* Start *
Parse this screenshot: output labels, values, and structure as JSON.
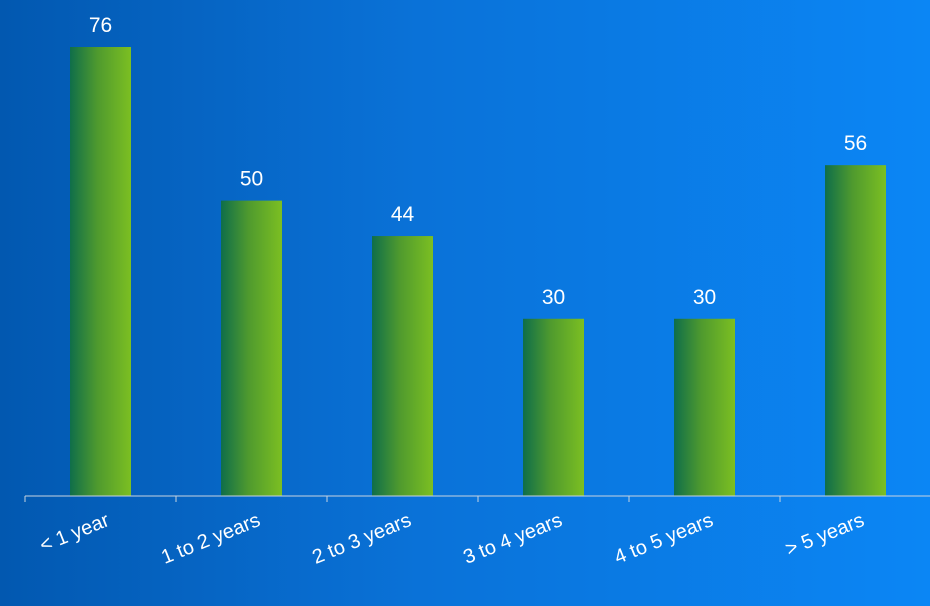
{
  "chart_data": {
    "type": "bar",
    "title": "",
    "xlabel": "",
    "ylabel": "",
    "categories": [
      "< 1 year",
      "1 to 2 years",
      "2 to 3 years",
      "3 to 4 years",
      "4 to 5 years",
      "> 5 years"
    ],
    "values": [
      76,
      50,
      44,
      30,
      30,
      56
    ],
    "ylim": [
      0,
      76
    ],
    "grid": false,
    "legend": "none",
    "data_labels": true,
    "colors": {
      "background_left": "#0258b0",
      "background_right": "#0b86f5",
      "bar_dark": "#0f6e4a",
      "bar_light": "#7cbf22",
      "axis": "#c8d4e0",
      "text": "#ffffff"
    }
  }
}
* End *
* Start *
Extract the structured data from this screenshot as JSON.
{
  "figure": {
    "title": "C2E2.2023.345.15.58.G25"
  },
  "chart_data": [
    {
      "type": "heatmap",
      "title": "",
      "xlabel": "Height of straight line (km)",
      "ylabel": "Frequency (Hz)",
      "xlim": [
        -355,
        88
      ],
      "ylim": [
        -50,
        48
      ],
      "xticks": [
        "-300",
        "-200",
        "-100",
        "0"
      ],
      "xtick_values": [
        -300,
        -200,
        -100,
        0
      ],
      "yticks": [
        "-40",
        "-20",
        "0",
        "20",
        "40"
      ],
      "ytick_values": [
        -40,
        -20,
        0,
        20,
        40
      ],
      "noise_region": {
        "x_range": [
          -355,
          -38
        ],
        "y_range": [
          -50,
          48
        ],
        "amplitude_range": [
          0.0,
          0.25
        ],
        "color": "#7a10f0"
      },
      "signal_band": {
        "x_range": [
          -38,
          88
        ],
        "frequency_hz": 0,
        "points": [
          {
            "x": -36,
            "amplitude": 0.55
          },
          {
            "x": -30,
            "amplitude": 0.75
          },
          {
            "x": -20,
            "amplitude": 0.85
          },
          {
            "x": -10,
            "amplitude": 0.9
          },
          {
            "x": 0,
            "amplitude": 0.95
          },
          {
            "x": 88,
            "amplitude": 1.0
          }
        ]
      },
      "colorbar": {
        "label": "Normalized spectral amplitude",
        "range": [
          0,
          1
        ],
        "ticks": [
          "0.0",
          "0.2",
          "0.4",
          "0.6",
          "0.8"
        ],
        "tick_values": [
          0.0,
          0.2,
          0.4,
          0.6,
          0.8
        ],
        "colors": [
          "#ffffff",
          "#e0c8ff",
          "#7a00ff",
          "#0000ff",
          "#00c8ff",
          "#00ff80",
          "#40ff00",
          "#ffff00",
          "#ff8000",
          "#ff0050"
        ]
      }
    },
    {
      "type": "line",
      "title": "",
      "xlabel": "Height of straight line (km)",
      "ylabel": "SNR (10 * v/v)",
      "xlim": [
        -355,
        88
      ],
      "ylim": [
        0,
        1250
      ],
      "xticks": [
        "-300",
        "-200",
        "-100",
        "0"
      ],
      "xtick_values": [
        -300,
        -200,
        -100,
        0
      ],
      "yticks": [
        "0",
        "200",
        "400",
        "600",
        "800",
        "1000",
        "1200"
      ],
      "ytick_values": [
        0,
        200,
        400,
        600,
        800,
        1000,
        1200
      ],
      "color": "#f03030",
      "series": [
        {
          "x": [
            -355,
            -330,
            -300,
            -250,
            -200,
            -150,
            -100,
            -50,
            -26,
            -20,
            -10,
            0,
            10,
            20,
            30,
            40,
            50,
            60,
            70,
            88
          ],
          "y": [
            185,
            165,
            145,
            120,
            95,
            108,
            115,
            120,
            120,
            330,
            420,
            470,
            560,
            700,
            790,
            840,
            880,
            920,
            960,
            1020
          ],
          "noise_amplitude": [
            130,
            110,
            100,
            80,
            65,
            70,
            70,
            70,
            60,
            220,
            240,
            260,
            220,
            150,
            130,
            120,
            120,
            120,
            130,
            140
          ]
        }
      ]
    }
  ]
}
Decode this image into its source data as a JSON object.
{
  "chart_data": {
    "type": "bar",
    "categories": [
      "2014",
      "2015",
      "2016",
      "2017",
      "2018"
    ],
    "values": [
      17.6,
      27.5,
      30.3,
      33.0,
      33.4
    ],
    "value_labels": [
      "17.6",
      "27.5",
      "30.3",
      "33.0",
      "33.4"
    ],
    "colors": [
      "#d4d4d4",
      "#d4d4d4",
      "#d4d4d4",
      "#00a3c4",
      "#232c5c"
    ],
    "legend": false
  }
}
* End *
• TASK DETAILS: For this exercise, gather every line of the data that contains the word "years".

• WRITTEN ANSWER:
      "1 to 2 years",
      "2 to 3 years",
      "3 to 4 years",
      "4 to 5 years",
      "> 5 years"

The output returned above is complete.